Records that describe figures:
════════

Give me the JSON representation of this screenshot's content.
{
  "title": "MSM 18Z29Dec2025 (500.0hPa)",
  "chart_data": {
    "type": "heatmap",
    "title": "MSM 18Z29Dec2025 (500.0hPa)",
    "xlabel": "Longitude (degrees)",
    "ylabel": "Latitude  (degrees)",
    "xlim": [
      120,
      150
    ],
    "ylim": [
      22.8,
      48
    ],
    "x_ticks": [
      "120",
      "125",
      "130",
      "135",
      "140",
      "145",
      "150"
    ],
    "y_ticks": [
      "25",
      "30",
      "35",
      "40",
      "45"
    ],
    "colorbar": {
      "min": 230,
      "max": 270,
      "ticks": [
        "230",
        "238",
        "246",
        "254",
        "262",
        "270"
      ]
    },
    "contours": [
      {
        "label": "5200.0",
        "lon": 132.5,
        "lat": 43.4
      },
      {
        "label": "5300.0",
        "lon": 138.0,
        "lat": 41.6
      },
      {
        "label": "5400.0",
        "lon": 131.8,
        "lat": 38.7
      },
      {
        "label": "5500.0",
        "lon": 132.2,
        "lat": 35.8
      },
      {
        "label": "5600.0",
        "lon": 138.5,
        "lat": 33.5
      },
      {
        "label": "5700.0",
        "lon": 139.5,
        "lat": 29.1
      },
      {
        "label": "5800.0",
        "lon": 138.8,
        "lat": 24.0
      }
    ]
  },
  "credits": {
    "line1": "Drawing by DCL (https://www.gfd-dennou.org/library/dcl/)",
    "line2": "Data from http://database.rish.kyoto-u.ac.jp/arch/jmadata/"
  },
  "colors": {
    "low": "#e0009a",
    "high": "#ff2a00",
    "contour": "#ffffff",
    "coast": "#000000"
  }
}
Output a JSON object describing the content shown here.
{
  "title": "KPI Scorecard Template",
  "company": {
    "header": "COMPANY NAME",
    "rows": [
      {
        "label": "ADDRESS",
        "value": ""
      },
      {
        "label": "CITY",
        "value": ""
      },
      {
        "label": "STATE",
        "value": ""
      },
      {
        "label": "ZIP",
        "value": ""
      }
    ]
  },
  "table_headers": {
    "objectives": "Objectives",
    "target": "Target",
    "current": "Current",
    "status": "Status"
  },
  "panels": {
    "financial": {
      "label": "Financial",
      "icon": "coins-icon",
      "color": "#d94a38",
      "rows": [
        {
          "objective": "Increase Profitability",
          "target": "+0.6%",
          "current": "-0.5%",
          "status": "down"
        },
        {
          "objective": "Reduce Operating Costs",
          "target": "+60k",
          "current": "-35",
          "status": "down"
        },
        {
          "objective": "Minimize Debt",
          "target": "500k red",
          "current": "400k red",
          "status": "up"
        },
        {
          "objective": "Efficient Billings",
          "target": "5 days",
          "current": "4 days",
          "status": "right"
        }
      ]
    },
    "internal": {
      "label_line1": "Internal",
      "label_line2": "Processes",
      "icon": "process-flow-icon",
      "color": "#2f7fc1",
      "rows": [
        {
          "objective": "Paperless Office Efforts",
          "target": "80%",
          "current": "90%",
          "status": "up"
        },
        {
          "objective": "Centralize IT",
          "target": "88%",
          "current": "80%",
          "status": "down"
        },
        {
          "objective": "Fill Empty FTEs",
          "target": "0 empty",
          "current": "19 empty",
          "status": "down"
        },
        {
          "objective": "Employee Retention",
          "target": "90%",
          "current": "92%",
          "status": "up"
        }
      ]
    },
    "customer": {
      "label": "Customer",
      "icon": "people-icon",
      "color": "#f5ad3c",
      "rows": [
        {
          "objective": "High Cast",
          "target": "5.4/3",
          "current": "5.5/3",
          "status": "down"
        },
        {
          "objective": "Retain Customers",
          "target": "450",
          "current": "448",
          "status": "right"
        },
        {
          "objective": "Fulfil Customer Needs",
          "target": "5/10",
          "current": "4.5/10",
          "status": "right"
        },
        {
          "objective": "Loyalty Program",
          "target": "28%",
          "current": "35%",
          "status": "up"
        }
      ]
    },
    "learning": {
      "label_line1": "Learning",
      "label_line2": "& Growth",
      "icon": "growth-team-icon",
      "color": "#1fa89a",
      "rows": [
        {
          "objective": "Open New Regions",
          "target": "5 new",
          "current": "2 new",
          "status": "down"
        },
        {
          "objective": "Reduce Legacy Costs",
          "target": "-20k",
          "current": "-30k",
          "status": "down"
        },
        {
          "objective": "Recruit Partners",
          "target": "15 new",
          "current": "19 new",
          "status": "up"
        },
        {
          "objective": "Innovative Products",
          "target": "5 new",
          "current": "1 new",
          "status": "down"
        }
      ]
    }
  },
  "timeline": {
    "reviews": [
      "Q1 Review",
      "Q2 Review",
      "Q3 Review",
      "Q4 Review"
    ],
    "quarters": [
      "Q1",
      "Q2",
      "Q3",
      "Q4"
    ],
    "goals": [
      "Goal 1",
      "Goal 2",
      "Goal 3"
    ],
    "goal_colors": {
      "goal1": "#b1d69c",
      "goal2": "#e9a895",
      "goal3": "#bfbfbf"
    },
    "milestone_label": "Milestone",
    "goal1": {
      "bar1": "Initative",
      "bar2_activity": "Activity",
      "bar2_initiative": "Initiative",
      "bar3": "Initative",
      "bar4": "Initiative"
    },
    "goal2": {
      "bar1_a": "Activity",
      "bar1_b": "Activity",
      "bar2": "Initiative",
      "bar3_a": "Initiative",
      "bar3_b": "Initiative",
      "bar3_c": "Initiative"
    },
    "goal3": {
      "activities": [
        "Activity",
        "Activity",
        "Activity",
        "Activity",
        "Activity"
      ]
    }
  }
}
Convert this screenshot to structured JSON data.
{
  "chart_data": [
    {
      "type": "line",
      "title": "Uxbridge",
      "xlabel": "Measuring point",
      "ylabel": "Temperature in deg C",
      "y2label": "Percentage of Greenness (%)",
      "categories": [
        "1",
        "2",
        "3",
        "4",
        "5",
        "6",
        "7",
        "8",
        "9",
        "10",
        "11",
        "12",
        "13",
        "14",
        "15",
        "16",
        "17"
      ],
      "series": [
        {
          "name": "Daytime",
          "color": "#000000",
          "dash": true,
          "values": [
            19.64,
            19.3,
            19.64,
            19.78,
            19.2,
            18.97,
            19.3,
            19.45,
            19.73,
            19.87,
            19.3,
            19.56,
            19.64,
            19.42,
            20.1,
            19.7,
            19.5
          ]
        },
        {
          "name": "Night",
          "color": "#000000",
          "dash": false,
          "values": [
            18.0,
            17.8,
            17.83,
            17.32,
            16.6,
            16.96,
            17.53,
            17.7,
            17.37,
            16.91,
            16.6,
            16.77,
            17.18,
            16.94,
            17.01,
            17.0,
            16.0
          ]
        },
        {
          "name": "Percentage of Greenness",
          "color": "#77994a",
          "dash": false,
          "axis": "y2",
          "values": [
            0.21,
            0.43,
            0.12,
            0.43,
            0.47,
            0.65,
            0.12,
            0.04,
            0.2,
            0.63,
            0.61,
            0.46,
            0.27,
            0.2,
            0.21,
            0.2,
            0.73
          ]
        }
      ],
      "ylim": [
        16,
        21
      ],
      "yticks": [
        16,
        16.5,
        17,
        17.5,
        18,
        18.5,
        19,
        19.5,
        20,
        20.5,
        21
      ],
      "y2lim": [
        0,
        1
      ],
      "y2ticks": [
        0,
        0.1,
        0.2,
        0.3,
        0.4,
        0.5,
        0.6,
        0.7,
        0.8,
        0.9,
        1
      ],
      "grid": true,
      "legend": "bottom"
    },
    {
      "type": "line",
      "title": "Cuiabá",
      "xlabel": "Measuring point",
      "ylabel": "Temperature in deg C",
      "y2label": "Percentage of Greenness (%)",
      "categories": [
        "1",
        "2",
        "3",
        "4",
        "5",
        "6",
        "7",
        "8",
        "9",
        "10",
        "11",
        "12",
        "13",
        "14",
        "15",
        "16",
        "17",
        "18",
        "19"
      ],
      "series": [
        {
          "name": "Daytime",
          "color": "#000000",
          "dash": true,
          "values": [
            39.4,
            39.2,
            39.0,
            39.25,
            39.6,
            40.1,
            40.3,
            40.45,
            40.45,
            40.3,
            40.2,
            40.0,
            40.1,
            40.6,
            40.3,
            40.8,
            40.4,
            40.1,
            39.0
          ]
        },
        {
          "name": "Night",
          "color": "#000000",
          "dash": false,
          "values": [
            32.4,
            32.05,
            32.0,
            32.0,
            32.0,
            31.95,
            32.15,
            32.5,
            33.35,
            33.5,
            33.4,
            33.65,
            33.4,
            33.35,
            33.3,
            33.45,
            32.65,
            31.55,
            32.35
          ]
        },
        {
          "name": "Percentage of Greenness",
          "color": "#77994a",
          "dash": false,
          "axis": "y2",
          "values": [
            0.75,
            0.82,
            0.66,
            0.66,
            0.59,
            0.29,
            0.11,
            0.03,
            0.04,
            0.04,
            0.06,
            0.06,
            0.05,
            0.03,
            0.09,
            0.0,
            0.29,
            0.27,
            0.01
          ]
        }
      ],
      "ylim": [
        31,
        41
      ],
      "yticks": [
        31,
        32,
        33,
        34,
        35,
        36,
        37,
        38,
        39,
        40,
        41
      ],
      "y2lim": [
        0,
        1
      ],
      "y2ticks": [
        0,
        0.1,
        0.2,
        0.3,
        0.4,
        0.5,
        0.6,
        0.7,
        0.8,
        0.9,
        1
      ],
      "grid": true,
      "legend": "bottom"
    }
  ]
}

════════

What you have to do:
What is the number of lines that hold the string "icon"? Reply with that number alone.

Solution to this task:
4